* begin *
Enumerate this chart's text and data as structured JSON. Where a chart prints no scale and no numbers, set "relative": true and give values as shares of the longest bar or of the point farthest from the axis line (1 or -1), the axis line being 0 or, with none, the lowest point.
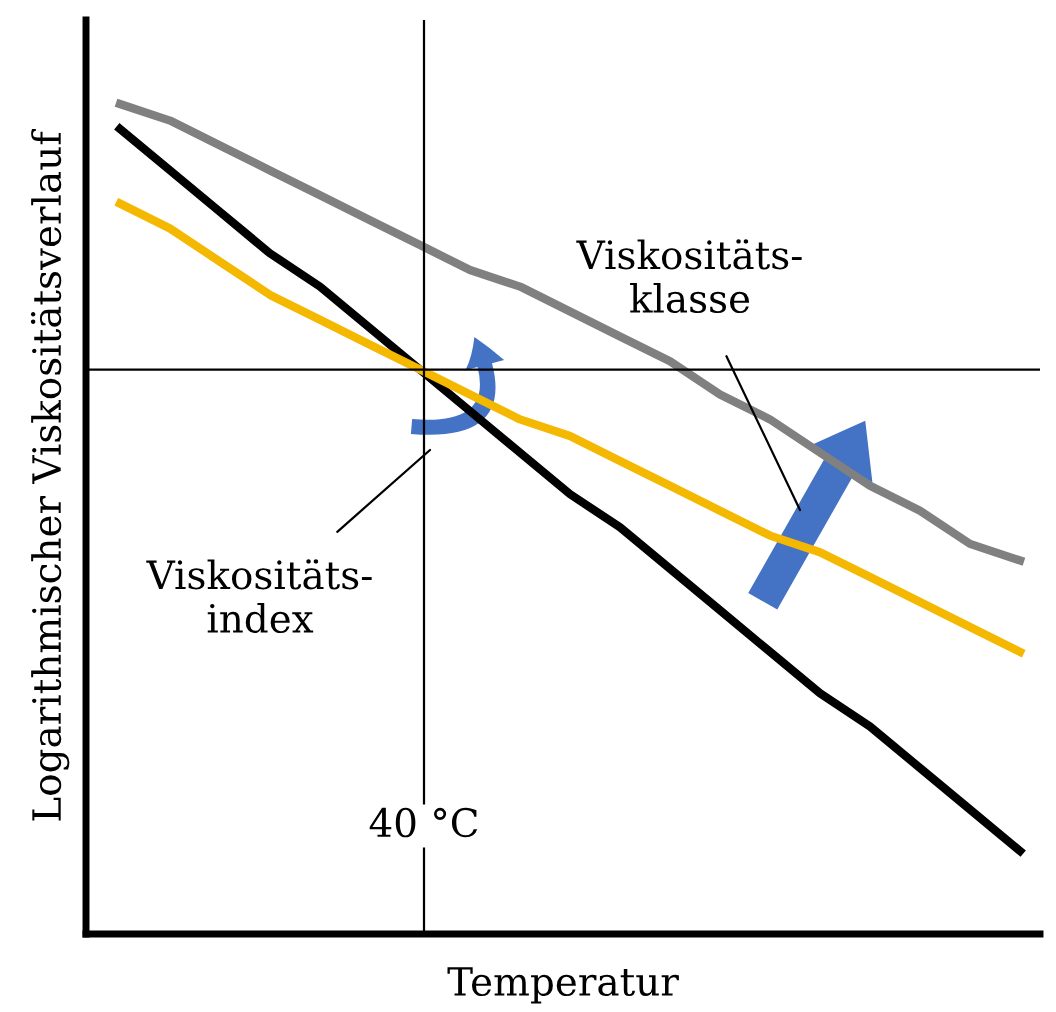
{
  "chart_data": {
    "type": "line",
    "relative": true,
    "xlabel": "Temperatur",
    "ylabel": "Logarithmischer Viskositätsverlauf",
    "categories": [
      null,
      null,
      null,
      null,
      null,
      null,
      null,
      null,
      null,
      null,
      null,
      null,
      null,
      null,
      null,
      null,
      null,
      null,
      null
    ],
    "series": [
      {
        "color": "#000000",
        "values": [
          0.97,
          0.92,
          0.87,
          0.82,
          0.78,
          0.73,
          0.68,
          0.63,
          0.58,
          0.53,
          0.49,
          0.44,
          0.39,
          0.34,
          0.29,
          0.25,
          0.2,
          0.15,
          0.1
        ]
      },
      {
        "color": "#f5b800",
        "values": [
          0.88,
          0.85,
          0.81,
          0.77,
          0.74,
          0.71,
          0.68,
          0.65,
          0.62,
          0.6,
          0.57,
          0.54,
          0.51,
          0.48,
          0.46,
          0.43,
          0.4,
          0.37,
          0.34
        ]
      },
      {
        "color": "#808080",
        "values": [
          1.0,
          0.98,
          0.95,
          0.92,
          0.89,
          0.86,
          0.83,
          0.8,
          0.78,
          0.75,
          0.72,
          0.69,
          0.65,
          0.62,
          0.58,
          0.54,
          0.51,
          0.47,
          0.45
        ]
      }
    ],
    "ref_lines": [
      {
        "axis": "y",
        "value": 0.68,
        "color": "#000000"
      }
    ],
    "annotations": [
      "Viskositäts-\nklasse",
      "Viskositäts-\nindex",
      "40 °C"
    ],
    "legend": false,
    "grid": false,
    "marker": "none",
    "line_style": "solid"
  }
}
* end *
__WHAT THE TASK ASKS__. Transcribe the records above exactly, leaving out every picture.

__RESULT BELOW__.
Enumerate this chart's text and data as structured JSON. Where a chart prints no scale and no numbers, set "relative": true and give values as shares of the longest bar or of the point farthest from the axis line (1 or -1), the axis line being 0 or, with none, the lowest point.
{
  "chart_data": {
    "type": "line",
    "relative": true,
    "xlabel": "Temperatur",
    "ylabel": "Logarithmischer Viskositätsverlauf",
    "categories": [
      null,
      null,
      null,
      null,
      null,
      null,
      null,
      null,
      null,
      null,
      null,
      null,
      null,
      null,
      null,
      null,
      null,
      null,
      null
    ],
    "series": [
      {
        "color": "#000000",
        "values": [
          0.97,
          0.92,
          0.87,
          0.82,
          0.78,
          0.73,
          0.68,
          0.63,
          0.58,
          0.53,
          0.49,
          0.44,
          0.39,
          0.34,
          0.29,
          0.25,
          0.2,
          0.15,
          0.1
        ]
      },
      {
        "color": "#f5b800",
        "values": [
          0.88,
          0.85,
          0.81,
          0.77,
          0.74,
          0.71,
          0.68,
          0.65,
          0.62,
          0.6,
          0.57,
          0.54,
          0.51,
          0.48,
          0.46,
          0.43,
          0.4,
          0.37,
          0.34
        ]
      },
      {
        "color": "#808080",
        "values": [
          1.0,
          0.98,
          0.95,
          0.92,
          0.89,
          0.86,
          0.83,
          0.8,
          0.78,
          0.75,
          0.72,
          0.69,
          0.65,
          0.62,
          0.58,
          0.54,
          0.51,
          0.47,
          0.45
        ]
      }
    ],
    "ref_lines": [
      {
        "axis": "y",
        "value": 0.68,
        "color": "#000000"
      }
    ],
    "annotations": [
      "Viskositäts-\nklasse",
      "Viskositäts-\nindex",
      "40 °C"
    ],
    "legend": false,
    "grid": false,
    "marker": "none",
    "line_style": "solid"
  }
}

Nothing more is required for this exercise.